## Start Material to process

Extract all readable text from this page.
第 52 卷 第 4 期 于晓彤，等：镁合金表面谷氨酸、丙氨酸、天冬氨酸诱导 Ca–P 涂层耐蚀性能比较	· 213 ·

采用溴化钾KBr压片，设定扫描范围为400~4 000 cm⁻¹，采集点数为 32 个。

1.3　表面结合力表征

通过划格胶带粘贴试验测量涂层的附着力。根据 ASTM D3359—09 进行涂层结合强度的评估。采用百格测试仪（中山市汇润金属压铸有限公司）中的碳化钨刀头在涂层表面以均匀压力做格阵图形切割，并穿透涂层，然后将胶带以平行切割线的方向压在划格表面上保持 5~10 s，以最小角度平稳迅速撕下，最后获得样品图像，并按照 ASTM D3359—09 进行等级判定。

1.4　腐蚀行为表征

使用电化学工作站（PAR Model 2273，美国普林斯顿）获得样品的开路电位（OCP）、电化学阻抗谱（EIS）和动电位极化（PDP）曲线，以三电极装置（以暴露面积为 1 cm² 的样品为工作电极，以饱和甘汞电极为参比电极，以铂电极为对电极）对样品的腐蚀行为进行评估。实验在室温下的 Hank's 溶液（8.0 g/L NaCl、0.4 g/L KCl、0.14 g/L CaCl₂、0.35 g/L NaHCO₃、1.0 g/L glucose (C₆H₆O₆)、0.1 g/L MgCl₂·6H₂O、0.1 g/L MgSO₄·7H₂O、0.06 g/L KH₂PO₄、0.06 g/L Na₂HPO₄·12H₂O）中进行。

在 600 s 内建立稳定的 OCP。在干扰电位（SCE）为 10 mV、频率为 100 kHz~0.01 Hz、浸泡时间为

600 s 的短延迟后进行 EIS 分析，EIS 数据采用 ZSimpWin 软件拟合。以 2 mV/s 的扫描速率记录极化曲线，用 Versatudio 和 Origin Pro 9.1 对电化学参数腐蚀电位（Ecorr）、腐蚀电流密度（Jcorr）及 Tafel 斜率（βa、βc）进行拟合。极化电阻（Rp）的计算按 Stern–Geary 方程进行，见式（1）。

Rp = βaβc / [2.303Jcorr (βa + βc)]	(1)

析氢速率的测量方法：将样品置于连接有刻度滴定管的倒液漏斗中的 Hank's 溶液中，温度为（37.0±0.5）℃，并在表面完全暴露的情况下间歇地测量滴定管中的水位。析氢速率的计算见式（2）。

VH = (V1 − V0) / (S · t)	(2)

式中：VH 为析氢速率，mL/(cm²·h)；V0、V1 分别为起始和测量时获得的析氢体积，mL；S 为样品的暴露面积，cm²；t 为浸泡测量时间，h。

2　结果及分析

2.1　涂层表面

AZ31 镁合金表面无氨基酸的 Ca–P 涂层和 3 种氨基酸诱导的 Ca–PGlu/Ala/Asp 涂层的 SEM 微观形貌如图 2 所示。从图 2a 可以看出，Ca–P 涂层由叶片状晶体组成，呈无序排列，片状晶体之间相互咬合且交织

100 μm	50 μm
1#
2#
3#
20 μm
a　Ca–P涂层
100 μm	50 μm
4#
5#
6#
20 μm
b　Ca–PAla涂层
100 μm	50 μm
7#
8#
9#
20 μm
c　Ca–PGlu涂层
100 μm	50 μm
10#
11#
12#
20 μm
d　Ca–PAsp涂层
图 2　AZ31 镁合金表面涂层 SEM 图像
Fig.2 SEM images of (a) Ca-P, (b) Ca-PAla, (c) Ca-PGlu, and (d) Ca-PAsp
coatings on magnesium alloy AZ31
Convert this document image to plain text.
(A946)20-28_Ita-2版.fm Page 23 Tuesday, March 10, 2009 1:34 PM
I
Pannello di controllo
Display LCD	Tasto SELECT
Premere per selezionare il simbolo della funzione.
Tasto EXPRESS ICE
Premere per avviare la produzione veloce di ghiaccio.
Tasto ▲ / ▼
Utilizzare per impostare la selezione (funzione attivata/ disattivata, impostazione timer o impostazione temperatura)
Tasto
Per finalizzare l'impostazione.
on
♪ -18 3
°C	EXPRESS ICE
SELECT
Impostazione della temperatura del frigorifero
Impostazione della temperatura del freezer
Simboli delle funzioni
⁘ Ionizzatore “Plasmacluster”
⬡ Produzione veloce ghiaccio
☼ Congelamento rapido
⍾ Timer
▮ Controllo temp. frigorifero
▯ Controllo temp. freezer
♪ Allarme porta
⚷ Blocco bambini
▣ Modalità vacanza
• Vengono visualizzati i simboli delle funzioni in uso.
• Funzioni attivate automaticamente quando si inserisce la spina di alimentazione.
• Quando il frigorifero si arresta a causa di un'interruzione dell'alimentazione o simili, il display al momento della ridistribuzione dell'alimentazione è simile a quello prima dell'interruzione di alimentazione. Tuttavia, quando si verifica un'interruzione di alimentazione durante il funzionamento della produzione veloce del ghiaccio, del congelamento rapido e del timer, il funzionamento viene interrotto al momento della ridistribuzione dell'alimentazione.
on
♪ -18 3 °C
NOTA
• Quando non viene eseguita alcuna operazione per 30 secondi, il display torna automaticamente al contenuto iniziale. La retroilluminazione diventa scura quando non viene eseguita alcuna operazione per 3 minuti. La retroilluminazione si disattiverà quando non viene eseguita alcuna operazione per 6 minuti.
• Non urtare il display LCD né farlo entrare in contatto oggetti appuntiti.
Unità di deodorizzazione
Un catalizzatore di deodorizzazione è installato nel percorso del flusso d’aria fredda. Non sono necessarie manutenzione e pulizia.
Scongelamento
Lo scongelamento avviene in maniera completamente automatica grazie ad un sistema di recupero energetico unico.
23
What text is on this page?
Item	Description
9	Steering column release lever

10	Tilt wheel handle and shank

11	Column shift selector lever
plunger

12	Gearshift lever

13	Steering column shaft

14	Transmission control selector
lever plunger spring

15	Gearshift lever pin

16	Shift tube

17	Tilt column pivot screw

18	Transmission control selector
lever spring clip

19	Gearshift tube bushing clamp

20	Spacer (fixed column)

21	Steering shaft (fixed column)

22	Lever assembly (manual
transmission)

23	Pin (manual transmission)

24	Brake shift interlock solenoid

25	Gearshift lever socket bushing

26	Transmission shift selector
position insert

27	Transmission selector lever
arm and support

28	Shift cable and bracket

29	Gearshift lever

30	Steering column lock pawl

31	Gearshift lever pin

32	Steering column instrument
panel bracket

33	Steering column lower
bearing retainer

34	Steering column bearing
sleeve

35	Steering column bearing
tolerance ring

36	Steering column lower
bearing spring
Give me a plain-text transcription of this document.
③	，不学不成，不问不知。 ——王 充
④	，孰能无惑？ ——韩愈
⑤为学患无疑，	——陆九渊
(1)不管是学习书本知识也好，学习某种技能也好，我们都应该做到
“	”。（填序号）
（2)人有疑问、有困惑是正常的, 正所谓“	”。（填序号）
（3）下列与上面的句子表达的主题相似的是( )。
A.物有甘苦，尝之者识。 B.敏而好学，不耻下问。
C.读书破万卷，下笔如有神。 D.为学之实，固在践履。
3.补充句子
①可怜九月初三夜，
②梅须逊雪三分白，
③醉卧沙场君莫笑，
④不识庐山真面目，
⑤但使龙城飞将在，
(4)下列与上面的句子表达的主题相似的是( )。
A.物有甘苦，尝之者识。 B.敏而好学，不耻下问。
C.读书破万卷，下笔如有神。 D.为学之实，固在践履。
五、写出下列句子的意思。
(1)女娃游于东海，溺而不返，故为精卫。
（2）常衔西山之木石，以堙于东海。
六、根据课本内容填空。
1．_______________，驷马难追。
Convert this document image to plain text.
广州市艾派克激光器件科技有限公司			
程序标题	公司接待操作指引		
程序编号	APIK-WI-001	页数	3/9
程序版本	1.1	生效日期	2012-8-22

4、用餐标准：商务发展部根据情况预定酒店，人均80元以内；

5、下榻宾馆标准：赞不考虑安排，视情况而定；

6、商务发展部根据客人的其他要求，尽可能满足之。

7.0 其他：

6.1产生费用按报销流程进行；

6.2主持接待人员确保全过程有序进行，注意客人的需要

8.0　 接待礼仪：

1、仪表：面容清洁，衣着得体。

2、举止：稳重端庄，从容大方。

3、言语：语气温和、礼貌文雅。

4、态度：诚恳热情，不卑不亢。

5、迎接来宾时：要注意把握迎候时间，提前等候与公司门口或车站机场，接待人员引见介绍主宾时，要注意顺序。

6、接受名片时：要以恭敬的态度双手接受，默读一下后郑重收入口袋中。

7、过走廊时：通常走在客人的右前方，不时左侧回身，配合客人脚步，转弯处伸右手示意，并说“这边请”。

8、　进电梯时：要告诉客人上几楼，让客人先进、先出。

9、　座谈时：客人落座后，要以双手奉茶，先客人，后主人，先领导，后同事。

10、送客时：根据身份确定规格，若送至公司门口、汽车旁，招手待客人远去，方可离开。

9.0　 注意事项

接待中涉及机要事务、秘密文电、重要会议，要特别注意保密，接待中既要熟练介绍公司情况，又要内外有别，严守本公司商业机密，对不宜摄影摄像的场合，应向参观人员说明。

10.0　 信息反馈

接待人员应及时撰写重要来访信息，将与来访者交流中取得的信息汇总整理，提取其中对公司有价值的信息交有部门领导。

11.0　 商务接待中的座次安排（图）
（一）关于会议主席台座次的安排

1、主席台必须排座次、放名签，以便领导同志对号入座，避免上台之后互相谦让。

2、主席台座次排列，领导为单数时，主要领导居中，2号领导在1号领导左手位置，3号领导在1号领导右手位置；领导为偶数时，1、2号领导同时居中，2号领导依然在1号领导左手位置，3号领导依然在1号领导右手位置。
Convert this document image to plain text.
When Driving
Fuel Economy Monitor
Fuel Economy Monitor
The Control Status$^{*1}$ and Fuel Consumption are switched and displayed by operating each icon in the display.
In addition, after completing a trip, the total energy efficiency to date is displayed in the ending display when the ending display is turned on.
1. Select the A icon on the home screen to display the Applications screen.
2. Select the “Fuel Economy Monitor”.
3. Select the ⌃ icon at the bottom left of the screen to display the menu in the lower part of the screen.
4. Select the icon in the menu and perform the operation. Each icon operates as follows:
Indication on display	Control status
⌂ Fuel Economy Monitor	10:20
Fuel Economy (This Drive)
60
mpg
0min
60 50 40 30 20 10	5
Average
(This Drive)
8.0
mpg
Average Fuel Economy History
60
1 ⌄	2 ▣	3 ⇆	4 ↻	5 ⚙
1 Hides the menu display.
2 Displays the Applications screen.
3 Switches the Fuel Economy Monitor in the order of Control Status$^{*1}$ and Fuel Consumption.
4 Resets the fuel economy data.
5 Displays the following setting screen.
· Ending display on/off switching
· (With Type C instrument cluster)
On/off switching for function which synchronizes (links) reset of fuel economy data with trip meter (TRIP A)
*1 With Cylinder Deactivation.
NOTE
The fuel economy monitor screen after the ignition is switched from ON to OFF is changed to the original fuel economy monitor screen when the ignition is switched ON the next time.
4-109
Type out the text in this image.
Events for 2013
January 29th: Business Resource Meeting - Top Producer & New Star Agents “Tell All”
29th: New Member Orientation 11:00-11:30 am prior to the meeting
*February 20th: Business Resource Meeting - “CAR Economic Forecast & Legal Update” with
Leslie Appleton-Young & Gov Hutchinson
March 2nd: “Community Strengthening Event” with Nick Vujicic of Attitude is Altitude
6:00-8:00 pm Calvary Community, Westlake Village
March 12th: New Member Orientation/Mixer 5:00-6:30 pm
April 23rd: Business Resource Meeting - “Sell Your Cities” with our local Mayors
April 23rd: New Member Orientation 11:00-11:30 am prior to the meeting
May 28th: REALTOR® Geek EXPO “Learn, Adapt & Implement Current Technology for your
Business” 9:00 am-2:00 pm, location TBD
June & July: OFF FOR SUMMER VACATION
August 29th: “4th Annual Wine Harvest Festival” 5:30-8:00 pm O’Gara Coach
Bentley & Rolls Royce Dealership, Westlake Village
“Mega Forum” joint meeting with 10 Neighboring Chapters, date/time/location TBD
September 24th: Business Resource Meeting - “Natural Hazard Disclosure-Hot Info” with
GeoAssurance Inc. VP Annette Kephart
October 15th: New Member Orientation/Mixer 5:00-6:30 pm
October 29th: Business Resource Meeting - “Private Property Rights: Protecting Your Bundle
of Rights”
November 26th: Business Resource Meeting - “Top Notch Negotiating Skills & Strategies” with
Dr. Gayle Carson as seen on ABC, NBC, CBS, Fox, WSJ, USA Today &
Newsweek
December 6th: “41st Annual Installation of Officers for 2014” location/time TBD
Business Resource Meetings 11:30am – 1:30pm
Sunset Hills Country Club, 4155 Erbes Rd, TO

## End Material to process

Write the number of lines containing the word "Displays" and nothing besides it.

2